--- TASK PROMPT ---
Tally the lines containing "true" and report the number alone.

Data extracted from a collection:
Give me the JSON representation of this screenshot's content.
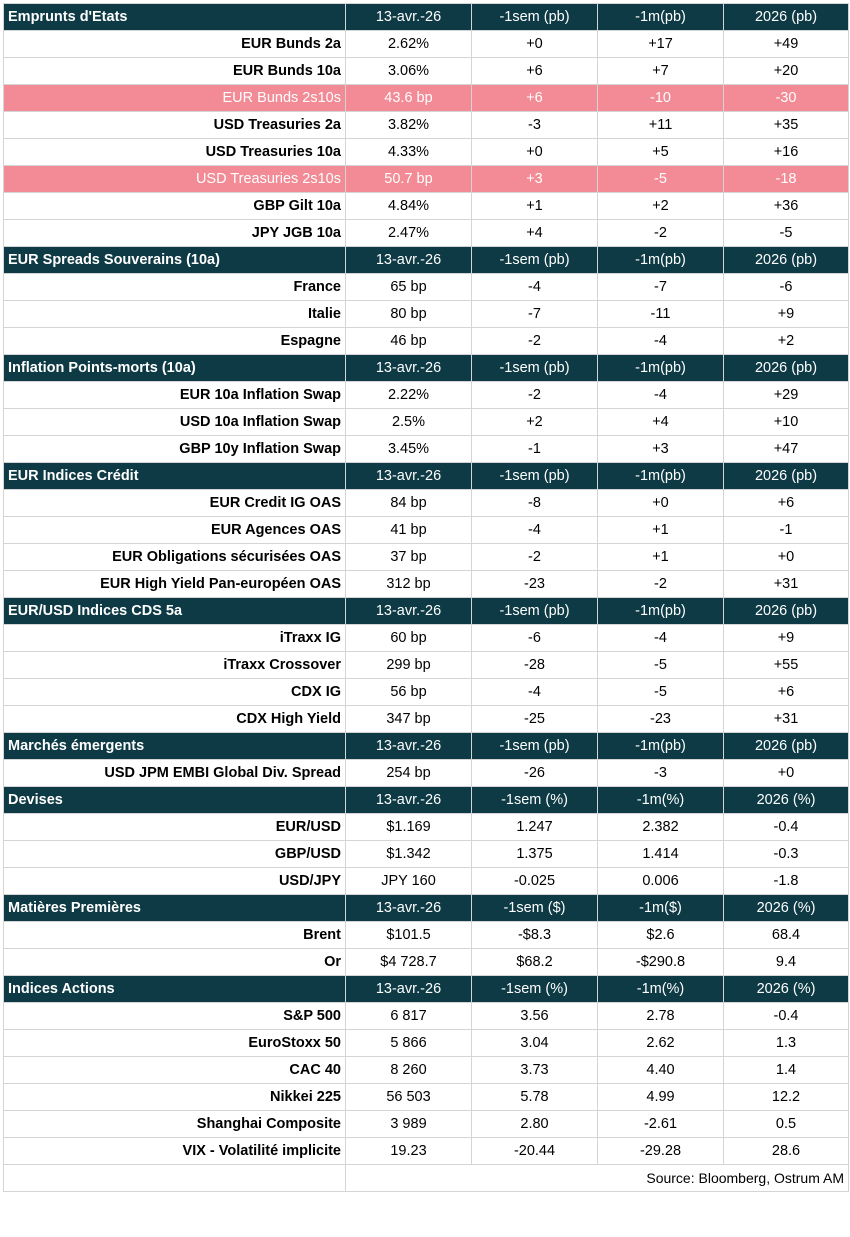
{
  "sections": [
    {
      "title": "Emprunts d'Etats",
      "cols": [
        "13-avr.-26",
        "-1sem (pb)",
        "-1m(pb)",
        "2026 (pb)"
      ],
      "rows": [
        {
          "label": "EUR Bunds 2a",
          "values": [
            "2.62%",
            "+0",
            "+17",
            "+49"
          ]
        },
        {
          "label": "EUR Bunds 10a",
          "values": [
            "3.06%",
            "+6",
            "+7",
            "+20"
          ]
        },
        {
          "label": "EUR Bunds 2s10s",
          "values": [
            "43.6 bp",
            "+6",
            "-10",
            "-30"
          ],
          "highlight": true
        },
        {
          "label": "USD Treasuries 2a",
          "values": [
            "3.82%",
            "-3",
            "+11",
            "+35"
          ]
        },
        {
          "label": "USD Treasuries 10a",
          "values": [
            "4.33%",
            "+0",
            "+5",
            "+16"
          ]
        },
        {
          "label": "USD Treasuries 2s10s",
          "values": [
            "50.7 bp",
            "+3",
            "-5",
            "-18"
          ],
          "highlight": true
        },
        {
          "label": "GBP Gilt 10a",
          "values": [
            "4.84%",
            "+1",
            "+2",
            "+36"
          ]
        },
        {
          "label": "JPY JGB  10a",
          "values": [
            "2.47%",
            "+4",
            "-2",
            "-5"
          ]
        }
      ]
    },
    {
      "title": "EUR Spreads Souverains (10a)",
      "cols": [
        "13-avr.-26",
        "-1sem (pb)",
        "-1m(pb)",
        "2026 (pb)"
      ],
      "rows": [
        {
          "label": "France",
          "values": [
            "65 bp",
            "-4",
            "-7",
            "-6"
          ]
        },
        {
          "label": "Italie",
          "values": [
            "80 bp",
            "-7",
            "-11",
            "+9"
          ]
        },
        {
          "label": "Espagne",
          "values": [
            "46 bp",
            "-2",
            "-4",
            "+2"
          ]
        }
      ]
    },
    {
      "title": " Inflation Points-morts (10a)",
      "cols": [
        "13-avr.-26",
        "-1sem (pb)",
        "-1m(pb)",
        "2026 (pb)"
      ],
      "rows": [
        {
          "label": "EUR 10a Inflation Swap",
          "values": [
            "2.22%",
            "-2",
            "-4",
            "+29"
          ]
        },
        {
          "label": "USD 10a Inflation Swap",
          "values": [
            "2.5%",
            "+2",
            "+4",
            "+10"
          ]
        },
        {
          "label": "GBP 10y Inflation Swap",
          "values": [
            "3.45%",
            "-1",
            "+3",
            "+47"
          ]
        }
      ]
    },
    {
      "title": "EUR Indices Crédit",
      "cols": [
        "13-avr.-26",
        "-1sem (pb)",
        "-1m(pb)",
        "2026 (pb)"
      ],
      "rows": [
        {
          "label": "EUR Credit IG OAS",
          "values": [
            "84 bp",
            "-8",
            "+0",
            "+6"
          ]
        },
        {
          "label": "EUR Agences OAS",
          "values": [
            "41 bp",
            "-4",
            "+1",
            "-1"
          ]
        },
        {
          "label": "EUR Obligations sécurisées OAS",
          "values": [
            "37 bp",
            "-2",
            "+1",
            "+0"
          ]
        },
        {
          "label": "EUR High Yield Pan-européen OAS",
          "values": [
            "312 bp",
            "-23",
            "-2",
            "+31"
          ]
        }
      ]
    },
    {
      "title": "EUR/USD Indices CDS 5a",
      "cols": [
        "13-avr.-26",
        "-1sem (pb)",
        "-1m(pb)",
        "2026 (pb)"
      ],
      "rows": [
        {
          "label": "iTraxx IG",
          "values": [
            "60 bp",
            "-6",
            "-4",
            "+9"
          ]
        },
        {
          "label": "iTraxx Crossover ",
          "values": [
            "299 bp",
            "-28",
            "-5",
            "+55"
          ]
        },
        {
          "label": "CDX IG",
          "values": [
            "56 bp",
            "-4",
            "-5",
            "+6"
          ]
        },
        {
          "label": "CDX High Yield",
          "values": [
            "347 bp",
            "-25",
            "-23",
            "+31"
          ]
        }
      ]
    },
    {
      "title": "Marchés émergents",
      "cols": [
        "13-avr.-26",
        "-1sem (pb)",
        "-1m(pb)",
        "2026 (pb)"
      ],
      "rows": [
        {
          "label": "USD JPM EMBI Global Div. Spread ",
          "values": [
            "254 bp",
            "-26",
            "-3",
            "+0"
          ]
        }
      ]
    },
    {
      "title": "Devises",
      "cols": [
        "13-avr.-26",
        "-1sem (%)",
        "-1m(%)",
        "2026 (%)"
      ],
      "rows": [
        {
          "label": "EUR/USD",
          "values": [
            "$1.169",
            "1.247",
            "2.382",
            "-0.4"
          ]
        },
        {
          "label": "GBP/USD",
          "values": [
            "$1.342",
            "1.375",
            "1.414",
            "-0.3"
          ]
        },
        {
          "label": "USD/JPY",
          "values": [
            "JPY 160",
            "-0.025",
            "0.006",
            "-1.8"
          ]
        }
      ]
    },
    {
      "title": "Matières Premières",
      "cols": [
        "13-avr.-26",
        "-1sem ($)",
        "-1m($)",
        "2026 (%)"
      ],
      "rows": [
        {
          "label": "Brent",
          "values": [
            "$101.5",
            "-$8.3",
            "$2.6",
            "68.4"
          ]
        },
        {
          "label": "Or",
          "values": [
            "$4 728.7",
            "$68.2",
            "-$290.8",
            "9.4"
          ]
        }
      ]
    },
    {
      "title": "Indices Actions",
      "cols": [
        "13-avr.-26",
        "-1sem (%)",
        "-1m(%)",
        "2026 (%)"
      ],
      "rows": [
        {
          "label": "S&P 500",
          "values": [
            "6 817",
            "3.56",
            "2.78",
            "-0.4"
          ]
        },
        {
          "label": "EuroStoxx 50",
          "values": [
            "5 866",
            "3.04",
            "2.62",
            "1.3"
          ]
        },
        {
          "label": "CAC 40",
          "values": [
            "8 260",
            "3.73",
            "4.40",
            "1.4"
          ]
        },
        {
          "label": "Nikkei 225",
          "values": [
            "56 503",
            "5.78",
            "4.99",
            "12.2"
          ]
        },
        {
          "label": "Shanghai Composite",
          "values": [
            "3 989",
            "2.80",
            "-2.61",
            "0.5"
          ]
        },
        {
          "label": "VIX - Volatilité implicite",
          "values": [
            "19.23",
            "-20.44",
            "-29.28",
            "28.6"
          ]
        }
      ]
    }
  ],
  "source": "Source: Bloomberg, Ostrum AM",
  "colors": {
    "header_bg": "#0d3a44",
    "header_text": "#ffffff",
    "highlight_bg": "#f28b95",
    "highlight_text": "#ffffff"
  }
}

--

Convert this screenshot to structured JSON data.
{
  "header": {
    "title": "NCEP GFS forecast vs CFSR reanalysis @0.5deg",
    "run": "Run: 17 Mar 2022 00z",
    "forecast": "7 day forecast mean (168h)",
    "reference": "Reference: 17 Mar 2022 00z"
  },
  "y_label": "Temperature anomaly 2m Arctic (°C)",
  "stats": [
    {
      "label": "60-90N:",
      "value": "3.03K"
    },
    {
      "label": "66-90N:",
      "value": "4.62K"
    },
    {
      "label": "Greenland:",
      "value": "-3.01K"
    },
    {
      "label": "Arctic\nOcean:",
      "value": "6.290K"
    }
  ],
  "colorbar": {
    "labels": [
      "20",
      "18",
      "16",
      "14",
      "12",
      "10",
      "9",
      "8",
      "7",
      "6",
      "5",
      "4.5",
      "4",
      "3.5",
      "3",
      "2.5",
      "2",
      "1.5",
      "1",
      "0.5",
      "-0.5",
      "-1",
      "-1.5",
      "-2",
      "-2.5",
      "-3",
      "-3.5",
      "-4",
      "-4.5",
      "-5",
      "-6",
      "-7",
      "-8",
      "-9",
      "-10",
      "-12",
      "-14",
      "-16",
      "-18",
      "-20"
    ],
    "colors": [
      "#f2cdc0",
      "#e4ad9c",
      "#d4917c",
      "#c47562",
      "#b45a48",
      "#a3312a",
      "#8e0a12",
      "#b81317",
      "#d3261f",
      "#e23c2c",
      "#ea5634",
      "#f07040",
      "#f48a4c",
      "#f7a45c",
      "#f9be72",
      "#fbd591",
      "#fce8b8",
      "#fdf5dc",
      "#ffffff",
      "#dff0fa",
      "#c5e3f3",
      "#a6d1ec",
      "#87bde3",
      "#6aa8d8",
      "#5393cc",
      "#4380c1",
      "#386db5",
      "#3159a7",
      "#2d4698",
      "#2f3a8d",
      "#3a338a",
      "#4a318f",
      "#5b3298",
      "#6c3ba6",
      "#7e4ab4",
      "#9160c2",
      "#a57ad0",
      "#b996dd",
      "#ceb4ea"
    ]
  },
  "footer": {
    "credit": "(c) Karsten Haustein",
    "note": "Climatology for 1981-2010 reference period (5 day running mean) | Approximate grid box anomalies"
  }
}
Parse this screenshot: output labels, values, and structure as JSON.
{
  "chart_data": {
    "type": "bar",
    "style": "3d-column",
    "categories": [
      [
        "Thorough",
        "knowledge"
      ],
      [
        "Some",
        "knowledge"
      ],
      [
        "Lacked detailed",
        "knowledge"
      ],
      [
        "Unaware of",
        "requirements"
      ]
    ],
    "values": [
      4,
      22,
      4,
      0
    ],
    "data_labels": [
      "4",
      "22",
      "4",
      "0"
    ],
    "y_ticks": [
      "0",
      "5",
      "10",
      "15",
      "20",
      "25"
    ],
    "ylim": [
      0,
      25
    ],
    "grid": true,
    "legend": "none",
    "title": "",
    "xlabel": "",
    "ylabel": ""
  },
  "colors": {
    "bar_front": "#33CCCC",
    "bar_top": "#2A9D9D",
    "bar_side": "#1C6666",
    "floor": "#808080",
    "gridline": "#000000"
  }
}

* * *

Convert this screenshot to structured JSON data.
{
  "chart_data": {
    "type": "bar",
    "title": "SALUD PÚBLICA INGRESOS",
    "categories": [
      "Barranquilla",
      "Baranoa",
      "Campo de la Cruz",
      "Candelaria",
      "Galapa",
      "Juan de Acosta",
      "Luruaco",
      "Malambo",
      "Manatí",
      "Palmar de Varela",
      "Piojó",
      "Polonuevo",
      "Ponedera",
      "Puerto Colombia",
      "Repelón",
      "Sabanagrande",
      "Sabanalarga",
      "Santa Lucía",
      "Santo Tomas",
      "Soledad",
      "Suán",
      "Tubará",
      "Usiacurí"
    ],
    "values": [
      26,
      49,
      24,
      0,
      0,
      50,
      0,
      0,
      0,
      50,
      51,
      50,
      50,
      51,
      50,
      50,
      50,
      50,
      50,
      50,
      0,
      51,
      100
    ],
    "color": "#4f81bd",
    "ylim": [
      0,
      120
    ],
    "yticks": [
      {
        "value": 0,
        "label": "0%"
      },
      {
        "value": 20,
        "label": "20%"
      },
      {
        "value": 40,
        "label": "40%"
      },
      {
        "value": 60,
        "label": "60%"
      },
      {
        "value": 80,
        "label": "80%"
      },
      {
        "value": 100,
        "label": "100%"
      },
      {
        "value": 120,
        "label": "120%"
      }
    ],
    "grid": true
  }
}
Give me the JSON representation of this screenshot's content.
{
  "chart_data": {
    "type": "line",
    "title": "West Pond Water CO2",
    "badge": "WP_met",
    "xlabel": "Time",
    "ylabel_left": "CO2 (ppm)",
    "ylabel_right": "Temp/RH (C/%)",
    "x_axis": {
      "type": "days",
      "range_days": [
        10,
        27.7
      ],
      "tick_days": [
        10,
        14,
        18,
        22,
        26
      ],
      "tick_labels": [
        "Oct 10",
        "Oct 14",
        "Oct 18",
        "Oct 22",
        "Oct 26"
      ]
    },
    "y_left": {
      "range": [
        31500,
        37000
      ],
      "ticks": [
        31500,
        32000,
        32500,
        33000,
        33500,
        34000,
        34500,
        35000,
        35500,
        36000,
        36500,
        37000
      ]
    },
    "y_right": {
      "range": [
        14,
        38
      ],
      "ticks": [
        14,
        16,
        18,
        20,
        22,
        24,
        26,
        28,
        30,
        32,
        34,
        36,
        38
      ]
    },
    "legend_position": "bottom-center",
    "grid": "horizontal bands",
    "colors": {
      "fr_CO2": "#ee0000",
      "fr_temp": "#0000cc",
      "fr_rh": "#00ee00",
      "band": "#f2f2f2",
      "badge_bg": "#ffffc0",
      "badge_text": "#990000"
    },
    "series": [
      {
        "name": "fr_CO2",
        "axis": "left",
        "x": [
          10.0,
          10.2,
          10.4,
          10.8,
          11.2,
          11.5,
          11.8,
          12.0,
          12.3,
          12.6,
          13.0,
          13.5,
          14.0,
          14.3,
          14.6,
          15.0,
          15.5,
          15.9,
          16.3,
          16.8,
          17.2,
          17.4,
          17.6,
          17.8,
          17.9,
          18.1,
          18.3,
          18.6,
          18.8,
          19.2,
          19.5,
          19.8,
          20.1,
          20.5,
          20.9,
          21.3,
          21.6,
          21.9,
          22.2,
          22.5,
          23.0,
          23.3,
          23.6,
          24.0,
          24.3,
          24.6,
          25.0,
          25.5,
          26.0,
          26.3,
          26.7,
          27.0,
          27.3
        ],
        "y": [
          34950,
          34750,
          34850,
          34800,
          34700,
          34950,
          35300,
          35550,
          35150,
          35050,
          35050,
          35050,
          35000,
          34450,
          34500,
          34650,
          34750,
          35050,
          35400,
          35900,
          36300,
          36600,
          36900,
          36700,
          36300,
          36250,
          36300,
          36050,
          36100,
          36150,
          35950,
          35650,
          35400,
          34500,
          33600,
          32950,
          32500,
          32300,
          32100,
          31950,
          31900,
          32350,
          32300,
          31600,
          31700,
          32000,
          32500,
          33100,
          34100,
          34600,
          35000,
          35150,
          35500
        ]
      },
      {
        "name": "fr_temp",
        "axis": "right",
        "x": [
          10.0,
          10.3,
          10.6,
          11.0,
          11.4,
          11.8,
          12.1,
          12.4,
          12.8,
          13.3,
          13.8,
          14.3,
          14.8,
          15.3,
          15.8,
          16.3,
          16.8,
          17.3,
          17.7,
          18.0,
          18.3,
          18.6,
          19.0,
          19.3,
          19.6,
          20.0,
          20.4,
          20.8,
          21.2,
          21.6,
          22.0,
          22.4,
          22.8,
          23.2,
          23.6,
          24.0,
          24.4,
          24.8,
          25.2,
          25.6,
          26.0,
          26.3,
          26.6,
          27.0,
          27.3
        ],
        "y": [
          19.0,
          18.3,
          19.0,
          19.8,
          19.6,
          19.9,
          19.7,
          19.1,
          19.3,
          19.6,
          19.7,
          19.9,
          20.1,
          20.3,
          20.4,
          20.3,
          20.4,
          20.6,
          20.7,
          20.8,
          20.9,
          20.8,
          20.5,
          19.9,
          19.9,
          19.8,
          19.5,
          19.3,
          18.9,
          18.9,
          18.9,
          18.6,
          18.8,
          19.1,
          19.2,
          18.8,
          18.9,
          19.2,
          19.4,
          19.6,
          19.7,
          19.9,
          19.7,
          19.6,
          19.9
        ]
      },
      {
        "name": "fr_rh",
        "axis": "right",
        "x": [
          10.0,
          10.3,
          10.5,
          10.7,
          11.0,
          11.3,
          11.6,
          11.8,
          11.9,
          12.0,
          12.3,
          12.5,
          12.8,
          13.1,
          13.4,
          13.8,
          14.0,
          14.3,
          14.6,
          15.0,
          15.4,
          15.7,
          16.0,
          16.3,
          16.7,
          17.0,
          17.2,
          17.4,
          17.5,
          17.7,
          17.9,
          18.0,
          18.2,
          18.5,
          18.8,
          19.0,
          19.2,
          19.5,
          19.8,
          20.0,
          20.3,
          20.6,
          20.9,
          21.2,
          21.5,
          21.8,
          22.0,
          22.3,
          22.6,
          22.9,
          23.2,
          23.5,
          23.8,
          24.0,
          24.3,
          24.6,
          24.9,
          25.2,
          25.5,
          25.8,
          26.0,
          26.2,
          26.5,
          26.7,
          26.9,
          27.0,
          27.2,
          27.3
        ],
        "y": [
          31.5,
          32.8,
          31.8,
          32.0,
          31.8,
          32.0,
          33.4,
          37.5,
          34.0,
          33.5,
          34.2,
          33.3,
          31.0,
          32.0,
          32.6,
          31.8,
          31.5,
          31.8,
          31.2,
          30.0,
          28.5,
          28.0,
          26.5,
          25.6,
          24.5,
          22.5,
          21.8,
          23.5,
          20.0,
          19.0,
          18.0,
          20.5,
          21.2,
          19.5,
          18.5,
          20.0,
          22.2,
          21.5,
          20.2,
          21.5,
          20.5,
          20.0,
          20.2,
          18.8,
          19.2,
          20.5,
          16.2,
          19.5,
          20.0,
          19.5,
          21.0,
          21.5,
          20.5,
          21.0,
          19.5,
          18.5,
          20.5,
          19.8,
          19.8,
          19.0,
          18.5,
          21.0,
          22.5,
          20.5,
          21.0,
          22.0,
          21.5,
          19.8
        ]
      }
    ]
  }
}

--- EXERCISE RESULT ---
4